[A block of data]
══════
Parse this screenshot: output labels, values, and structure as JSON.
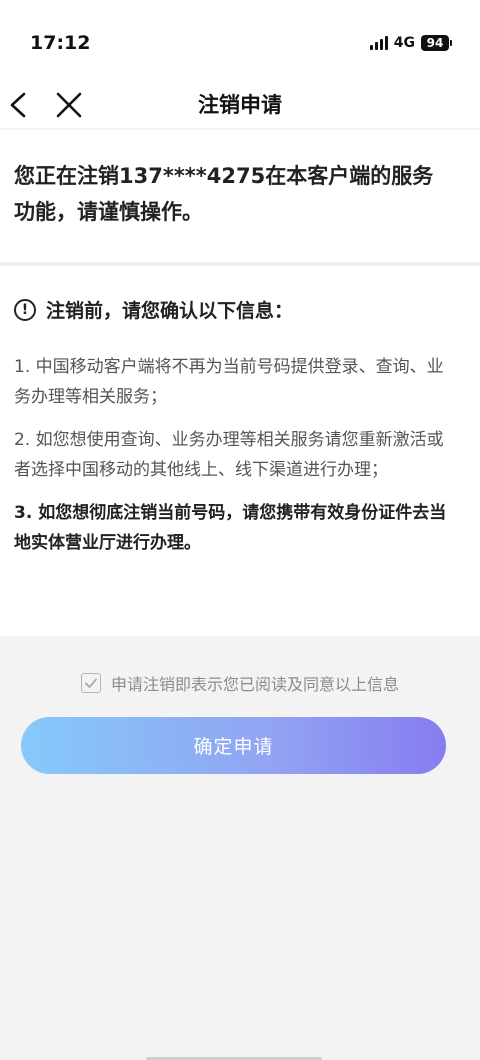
{
  "status_bar": {
    "time": "17:12",
    "network": "4G",
    "battery": "94"
  },
  "nav": {
    "title": "注销申请"
  },
  "header": {
    "text": "您正在注销137****4275在本客户端的服务功能，请谨慎操作。"
  },
  "info": {
    "heading": "注销前，请您确认以下信息：",
    "icon_glyph": "!",
    "items": [
      {
        "text": "1. 中国移动客户端将不再为当前号码提供登录、查询、业务办理等相关服务；"
      },
      {
        "text": "2. 如您想使用查询、业务办理等相关服务请您重新激活或者选择中国移动的其他线上、线下渠道进行办理；"
      },
      {
        "text": "3. 如您想彻底注销当前号码，请您携带有效身份证件去当地实体营业厅进行办理。"
      }
    ]
  },
  "agreement": {
    "label": "申请注销即表示您已阅读及同意以上信息",
    "checked": true
  },
  "confirm": {
    "label": "确定申请"
  },
  "colors": {
    "button_start": "#7cc6fb",
    "button_end": "#7d72f0",
    "page_bg": "#f3f3f3"
  }
}
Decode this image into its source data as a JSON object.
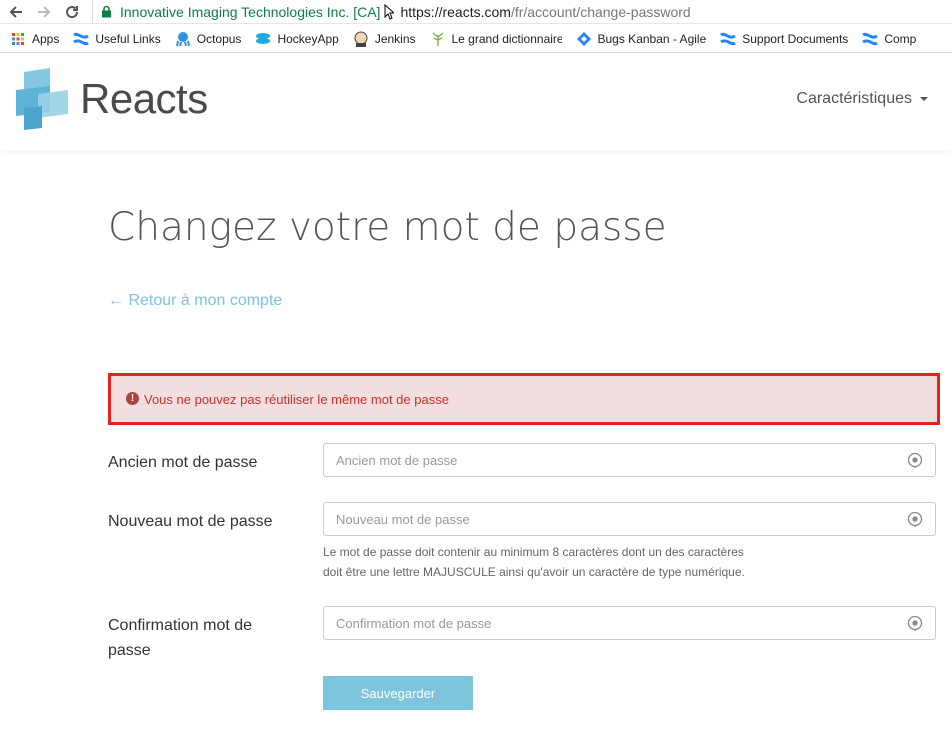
{
  "browser": {
    "org": "Innovative Imaging Technologies Inc. [CA]",
    "url_host": "https://reacts.com",
    "url_path": "/fr/account/change-password",
    "bookmarks": [
      {
        "label": "Apps",
        "icon": "apps-grid-icon"
      },
      {
        "label": "Useful Links",
        "icon": "confluence-icon"
      },
      {
        "label": "Octopus",
        "icon": "octopus-icon"
      },
      {
        "label": "HockeyApp",
        "icon": "hockeyapp-icon"
      },
      {
        "label": "Jenkins",
        "icon": "jenkins-icon"
      },
      {
        "label": "Le grand dictionnaire",
        "icon": "dictionary-icon"
      },
      {
        "label": "Bugs Kanban - Agile",
        "icon": "jira-icon"
      },
      {
        "label": "Support Documents",
        "icon": "confluence-icon"
      },
      {
        "label": "Comp",
        "icon": "confluence-icon"
      }
    ]
  },
  "header": {
    "logo_text": "Reacts",
    "nav_features": "Caractéristiques"
  },
  "main": {
    "title": "Changez votre mot de passe",
    "back_link": "← Retour à mon compte",
    "alert": "Vous ne pouvez pas réutiliser le même mot de passe",
    "old_password": {
      "label": "Ancien mot de passe",
      "placeholder": "Ancien mot de passe"
    },
    "new_password": {
      "label": "Nouveau mot de passe",
      "placeholder": "Nouveau mot de passe"
    },
    "help_line1": "Le mot de passe doit contenir au minimum 8 caractères dont un des caractères",
    "help_line2": "doit être une lettre MAJUSCULE ainsi qu'avoir un caractère de type numérique.",
    "confirm_password": {
      "label": "Confirmation mot de passe",
      "placeholder": "Confirmation mot de passe"
    },
    "save_label": "Sauvegarder"
  },
  "colors": {
    "accent": "#7cc5dd",
    "alert_bg": "#f2dede",
    "alert_border": "#e3241b",
    "alert_text": "#c9302c",
    "secure_org": "#0b8043"
  }
}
══════
» Set task
Check each line of the records for the string "passe" and state how many lines contain it. Give only the number.

» Result of the task
9